[REQUIREMENT]: Return every record below exactly as written, but leave out the pictures.

[RECORDS SHOWN]:
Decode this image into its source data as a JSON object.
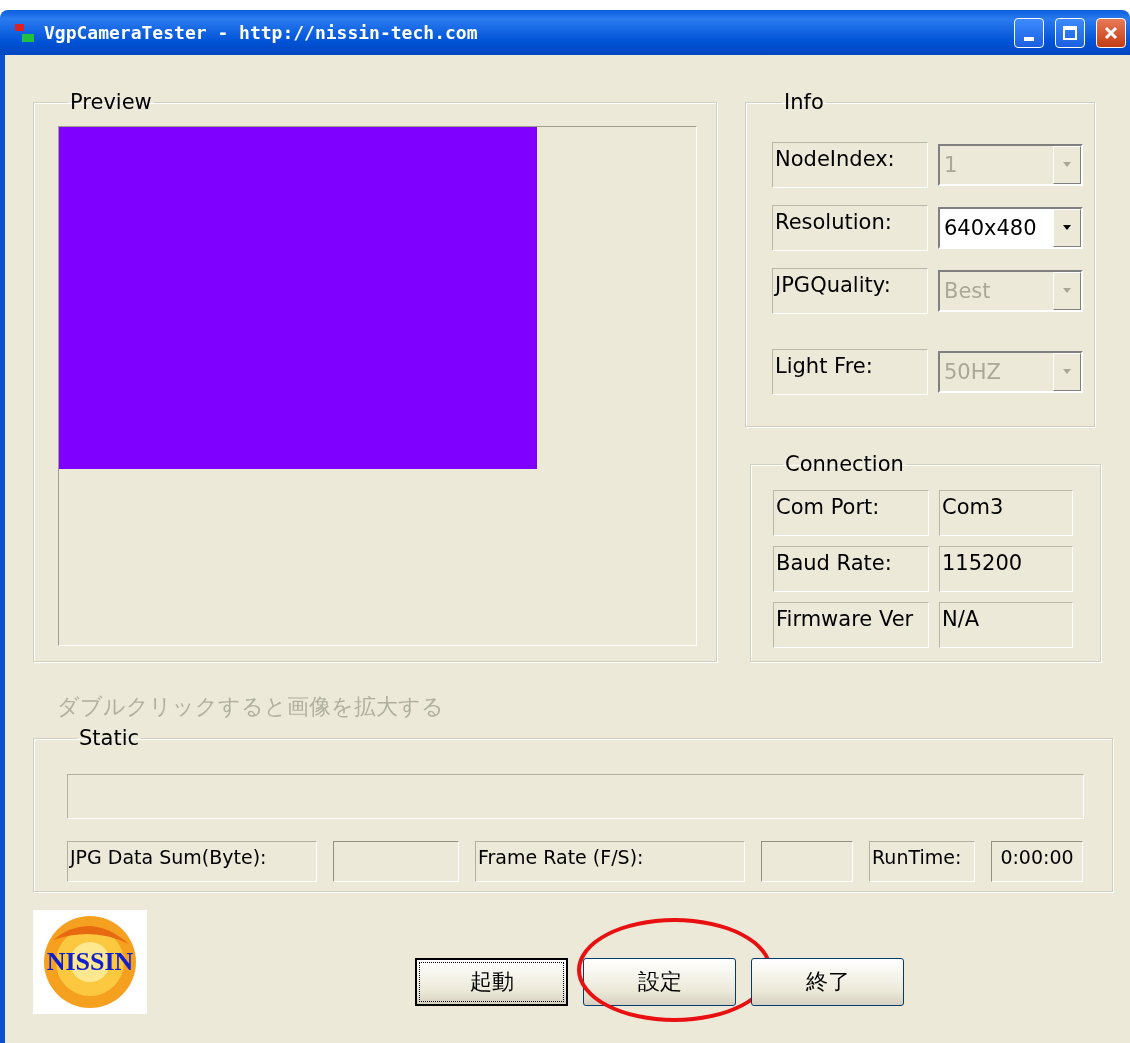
{
  "window": {
    "title": "VgpCameraTester - http://nissin-tech.com"
  },
  "preview": {
    "label": "Preview"
  },
  "info": {
    "label": "Info",
    "rows": [
      {
        "label": "NodeIndex:",
        "value": "1",
        "disabled": true
      },
      {
        "label": "Resolution:",
        "value": "640x480",
        "disabled": false
      },
      {
        "label": "JPGQuality:",
        "value": "Best",
        "disabled": true
      },
      {
        "label": "Light Fre:",
        "value": "50HZ",
        "disabled": true
      }
    ]
  },
  "connection": {
    "label": "Connection",
    "rows": [
      {
        "label": "Com Port:",
        "value": "Com3"
      },
      {
        "label": "Baud Rate:",
        "value": "115200"
      },
      {
        "label": "Firmware Ver",
        "value": "N/A"
      }
    ]
  },
  "hint": "ダブルクリックすると画像を拡大する",
  "static": {
    "label": "Static",
    "fields": [
      {
        "kind": "label",
        "text": "JPG Data Sum(Byte):"
      },
      {
        "kind": "value"
      },
      {
        "kind": "label",
        "text": "Frame Rate (F/S):"
      },
      {
        "kind": "value"
      },
      {
        "kind": "label",
        "text": "RunTime:"
      },
      {
        "kind": "value",
        "text": "0:00:00"
      }
    ]
  },
  "logo": {
    "text": "NISSIN"
  },
  "buttons": [
    {
      "label": "起動",
      "focused": true,
      "highlighted": false
    },
    {
      "label": "設定",
      "focused": false,
      "highlighted": true
    },
    {
      "label": "終了",
      "focused": false,
      "highlighted": false
    }
  ]
}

[WORKED ANSWER]:
Decode this image into its source data as a JSON object.
{
  "window": {
    "title": "VgpCameraTester - http://nissin-tech.com"
  },
  "preview": {
    "label": "Preview"
  },
  "info": {
    "label": "Info",
    "rows": [
      {
        "label": "NodeIndex:",
        "value": "1",
        "disabled": true
      },
      {
        "label": "Resolution:",
        "value": "640x480",
        "disabled": false
      },
      {
        "label": "JPGQuality:",
        "value": "Best",
        "disabled": true
      },
      {
        "label": "Light Fre:",
        "value": "50HZ",
        "disabled": true
      }
    ]
  },
  "connection": {
    "label": "Connection",
    "rows": [
      {
        "label": "Com Port:",
        "value": "Com3"
      },
      {
        "label": "Baud Rate:",
        "value": "115200"
      },
      {
        "label": "Firmware Ver",
        "value": "N/A"
      }
    ]
  },
  "hint": "ダブルクリックすると画像を拡大する",
  "static": {
    "label": "Static",
    "fields": [
      {
        "kind": "label",
        "text": "JPG Data Sum(Byte):"
      },
      {
        "kind": "value"
      },
      {
        "kind": "label",
        "text": "Frame Rate (F/S):"
      },
      {
        "kind": "value"
      },
      {
        "kind": "label",
        "text": "RunTime:"
      },
      {
        "kind": "value",
        "text": "0:00:00"
      }
    ]
  },
  "logo": {
    "text": "NISSIN"
  },
  "buttons": [
    {
      "label": "起動",
      "focused": true,
      "highlighted": false
    },
    {
      "label": "設定",
      "focused": false,
      "highlighted": true
    },
    {
      "label": "終了",
      "focused": false,
      "highlighted": false
    }
  ]
}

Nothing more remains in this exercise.